● TASK PROMPT: Quote the listing in full, exactly as given, minus any pictures.

● INPUT RECORDS:
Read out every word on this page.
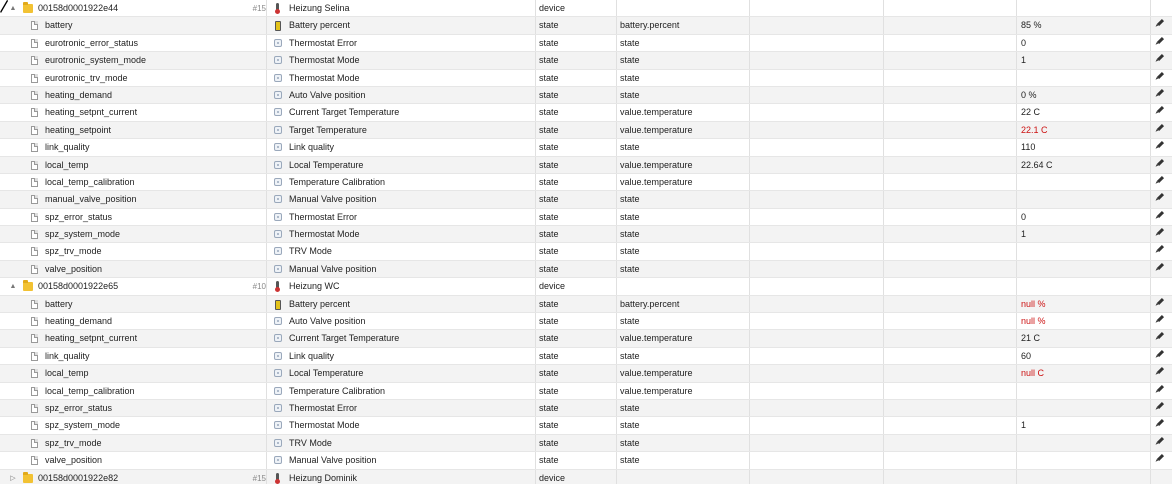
▲ 00158d0001922e44	#15	Heizung Selina	device
battery	Battery percent	state	battery.percent	85 %
eurotronic_error_status	Thermostat Error	state	state	0
eurotronic_system_mode	Thermostat Mode	state	state	1
eurotronic_trv_mode	Thermostat Mode	state	state
heating_demand	Auto Valve position	state	state	0 %
heating_setpnt_current	Current Target Temperature	state	value.temperature	22 C
heating_setpoint	Target Temperature	state	value.temperature	22.1 C
link_quality	Link quality	state	state	110
local_temp	Local Temperature	state	value.temperature	22.64 C
local_temp_calibration	Temperature Calibration	state	value.temperature
manual_valve_position	Manual Valve position	state	state
spz_error_status	Thermostat Error	state	state	0
spz_system_mode	Thermostat Mode	state	state	1
spz_trv_mode	TRV Mode	state	state
valve_position	Manual Valve position	state	state
▲ 00158d0001922e65	#10	Heizung WC	device
battery	Battery percent	state	battery.percent	null %
heating_demand	Auto Valve position	state	state	null %
heating_setpnt_current	Current Target Temperature	state	value.temperature	21 C
link_quality	Link quality	state	state	60
local_temp	Local Temperature	state	value.temperature	null C
local_temp_calibration	Temperature Calibration	state	value.temperature
spz_error_status	Thermostat Error	state	state
spz_system_mode	Thermostat Mode	state	state	1
spz_trv_mode	TRV Mode	state	state
valve_position	Manual Valve position	state	state
▷ 00158d0001922e82	#15	Heizung Dominik	device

● PROBLEM SOLUTION:
Read out every word on this page.
▲ 00158d0001922e44	#15	Heizung Selina	device
battery	Battery percent	state	battery.percent	85 %
eurotronic_error_status	Thermostat Error	state	state	0
eurotronic_system_mode	Thermostat Mode	state	state	1
eurotronic_trv_mode	Thermostat Mode	state	state
heating_demand	Auto Valve position	state	state	0 %
heating_setpnt_current	Current Target Temperature	state	value.temperature	22 C
heating_setpoint	Target Temperature	state	value.temperature	22.1 C
link_quality	Link quality	state	state	110
local_temp	Local Temperature	state	value.temperature	22.64 C
local_temp_calibration	Temperature Calibration	state	value.temperature
manual_valve_position	Manual Valve position	state	state
spz_error_status	Thermostat Error	state	state	0
spz_system_mode	Thermostat Mode	state	state	1
spz_trv_mode	TRV Mode	state	state
valve_position	Manual Valve position	state	state
▲ 00158d0001922e65	#10	Heizung WC	device
battery	Battery percent	state	battery.percent	null %
heating_demand	Auto Valve position	state	state	null %
heating_setpnt_current	Current Target Temperature	state	value.temperature	21 C
link_quality	Link quality	state	state	60
local_temp	Local Temperature	state	value.temperature	null C
local_temp_calibration	Temperature Calibration	state	value.temperature
spz_error_status	Thermostat Error	state	state
spz_system_mode	Thermostat Mode	state	state	1
spz_trv_mode	TRV Mode	state	state
valve_position	Manual Valve position	state	state
▷ 00158d0001922e82	#15	Heizung Dominik	device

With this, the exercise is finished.